STATED EXERCISE 1 =>
Which percentage figures appear in the Greene King post? List every one.
STATED EXERCISE 2 =>
Write out the Greene King post from "We continue to" to "a cask beer.".
STATED EXERCISE 3 =>
How would you sum up the Greene King post in two sentences?

TEXT TO READ =>
--------------------------------

24 June 2008

The King Beggars Belief

Perusing this months copy of that most worthy of CAMRA branch publications the Nottingham Drinker, I came across this little gem in the letters section...


In response to your article ‘Conned Rudolph’ in the April / May issue of Nottingham Drinker. I’d like to give you a bit of background as to why we reduced the ABV of Rocking Rudolph from 5% to 4.5%.We completely agree with you – Rocking Rudolph is a great beer – and we wanted more people to enjoy it during the festive season. Part of our commitment when we acquired Hardys and Hanson’s was to get their superb collection of beers to more drinkers. The proof is, since we’ve lowered the ABV, we’ve managed to distribute Rocking Rudolph to 23% more pubs in 2007 than the previous year.

We continue to brew all of Hardys and Hansons beers, with the exception of H&H Mild, which is still available in keg format. The reason for this is that when we became responsible for the Hardys and Hansons business, only three per cent of H&H Mild was sold in cask (26 pubs in total) so it was economically unviable for us to brew as a cask beer.

Greene King is committed to cask ale quality and the Hardys and Hanson’s quality manager, Roger Walters, has remained with us to ensure we have the best quality processes in place and continue maintain consistency of H&H beers.

--------------------------------

DATA RECORDS =>
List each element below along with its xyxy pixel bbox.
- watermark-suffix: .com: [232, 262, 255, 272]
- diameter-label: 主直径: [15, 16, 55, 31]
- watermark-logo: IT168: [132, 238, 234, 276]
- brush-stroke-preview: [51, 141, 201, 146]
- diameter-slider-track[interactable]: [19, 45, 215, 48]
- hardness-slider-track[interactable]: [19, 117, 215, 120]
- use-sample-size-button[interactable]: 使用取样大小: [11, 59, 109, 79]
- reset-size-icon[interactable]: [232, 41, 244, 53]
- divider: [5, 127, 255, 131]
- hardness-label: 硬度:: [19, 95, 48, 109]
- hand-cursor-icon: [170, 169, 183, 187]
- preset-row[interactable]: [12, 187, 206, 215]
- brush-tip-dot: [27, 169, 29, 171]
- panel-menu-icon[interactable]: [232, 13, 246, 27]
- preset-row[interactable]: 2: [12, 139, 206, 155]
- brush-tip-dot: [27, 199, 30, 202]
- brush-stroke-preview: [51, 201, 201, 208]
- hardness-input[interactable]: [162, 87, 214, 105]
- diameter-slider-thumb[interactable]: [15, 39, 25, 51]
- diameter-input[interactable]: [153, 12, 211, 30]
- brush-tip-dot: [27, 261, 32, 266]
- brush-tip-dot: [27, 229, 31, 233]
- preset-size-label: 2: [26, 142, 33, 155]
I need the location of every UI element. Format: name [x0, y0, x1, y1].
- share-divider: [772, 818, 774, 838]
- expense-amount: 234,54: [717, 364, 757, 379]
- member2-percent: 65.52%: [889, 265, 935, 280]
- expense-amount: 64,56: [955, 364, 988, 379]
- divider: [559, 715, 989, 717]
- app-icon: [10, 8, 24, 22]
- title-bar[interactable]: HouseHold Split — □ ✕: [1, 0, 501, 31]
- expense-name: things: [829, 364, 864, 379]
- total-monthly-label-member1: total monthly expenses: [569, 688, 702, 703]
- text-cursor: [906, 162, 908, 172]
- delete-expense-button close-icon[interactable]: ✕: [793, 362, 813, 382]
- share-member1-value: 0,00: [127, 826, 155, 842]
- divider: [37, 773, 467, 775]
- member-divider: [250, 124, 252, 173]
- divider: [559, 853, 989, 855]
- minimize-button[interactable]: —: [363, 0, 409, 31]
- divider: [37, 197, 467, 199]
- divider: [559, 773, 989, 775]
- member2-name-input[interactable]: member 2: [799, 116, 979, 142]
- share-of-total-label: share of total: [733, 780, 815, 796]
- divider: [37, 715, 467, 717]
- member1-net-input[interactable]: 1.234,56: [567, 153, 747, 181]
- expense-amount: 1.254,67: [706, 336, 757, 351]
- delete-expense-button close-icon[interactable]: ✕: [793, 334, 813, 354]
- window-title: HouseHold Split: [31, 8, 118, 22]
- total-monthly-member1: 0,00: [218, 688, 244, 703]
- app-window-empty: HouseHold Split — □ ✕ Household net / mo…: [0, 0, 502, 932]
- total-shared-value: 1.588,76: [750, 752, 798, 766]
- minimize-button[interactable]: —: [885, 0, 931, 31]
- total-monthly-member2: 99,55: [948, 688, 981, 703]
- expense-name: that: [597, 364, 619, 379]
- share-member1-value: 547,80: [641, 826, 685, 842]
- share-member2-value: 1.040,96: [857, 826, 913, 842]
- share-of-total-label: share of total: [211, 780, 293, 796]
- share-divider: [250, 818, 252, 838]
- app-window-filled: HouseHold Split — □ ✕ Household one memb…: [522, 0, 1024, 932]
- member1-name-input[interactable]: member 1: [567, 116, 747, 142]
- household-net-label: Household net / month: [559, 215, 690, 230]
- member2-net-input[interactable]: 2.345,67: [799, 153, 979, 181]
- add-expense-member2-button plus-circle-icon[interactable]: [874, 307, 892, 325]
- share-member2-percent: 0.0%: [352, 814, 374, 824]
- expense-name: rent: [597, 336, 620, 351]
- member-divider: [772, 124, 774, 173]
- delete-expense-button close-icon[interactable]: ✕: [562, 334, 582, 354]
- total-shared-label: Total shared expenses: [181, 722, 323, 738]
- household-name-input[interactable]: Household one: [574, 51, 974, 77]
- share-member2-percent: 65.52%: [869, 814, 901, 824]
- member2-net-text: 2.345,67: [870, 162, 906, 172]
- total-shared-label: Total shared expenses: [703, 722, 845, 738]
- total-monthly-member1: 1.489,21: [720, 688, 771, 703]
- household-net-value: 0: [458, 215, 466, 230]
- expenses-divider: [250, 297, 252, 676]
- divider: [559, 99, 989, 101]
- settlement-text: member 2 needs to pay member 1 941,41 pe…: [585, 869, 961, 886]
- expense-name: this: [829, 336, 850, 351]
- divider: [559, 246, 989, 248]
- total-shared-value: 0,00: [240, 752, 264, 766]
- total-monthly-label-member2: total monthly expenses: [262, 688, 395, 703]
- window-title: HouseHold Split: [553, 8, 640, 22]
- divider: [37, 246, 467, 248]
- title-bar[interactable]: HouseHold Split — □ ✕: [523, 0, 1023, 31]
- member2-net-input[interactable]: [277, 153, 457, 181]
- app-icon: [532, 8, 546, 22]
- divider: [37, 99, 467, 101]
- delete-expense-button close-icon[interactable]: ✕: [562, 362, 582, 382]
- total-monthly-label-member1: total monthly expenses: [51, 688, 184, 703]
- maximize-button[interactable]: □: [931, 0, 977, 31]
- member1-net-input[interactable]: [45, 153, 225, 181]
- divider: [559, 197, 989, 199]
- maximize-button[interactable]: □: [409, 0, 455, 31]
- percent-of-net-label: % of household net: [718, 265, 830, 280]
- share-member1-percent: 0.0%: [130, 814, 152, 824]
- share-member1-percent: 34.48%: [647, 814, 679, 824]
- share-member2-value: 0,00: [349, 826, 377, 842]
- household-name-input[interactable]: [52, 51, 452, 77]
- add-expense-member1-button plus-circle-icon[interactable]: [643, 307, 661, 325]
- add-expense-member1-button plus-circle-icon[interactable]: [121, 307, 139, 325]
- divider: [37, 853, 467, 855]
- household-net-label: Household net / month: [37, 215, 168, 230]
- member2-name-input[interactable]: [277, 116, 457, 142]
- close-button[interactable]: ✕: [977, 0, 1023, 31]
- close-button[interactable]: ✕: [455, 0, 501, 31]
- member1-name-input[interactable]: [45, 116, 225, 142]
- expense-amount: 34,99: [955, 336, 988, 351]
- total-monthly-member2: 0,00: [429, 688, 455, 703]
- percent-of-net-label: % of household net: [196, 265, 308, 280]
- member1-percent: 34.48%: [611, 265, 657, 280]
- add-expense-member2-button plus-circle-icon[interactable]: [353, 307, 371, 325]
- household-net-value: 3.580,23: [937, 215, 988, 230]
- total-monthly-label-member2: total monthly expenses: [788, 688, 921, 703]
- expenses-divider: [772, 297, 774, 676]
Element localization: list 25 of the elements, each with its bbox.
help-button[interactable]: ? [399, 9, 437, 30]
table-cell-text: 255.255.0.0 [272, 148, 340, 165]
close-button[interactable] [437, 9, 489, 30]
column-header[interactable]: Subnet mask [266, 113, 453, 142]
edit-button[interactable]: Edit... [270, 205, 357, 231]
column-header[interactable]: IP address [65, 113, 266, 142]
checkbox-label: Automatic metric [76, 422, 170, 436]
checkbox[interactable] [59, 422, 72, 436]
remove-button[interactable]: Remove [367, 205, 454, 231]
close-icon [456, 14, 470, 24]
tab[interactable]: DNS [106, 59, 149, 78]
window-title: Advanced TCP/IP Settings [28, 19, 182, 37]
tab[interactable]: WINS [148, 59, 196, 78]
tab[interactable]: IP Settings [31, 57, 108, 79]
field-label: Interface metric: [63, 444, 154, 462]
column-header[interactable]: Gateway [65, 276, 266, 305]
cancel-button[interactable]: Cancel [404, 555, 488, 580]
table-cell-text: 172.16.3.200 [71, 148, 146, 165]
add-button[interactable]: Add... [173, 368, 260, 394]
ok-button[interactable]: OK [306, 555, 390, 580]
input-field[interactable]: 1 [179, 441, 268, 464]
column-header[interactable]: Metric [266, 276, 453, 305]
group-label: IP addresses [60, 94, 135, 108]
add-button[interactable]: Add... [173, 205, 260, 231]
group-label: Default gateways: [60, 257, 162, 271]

--------------------------------

WORKED SOLUTION 1 =>
5%, 4.5%, 23%, three per cent

WORKED SOLUTION 2 =>
We continue to brew all of Hardys and Hansons beers, with the exception of H&H Mild, which is still available in keg format. The reason for this is that when we became responsible for the Hardys and Hansons business, only three per cent of H&H Mild was sold in cask (26 pubs in total) so it was economically unviable for us to brew as a cask beer.

WORKED SOLUTION 3 =>
The post quotes a letter in the Nottingham Drinker explaining that Rocking Rudolph's ABV was lowered from 5% to 4.5% so more drinkers could enjoy it, and that the beer then reached 23% more pubs in 2007. The letter also says all Hardys and Hansons beers are still brewed except H&H Mild, which is now sold only in keg because too little sold in cask to make it viable, and that quality manager Roger Walters stayed on to keep the beers consistent.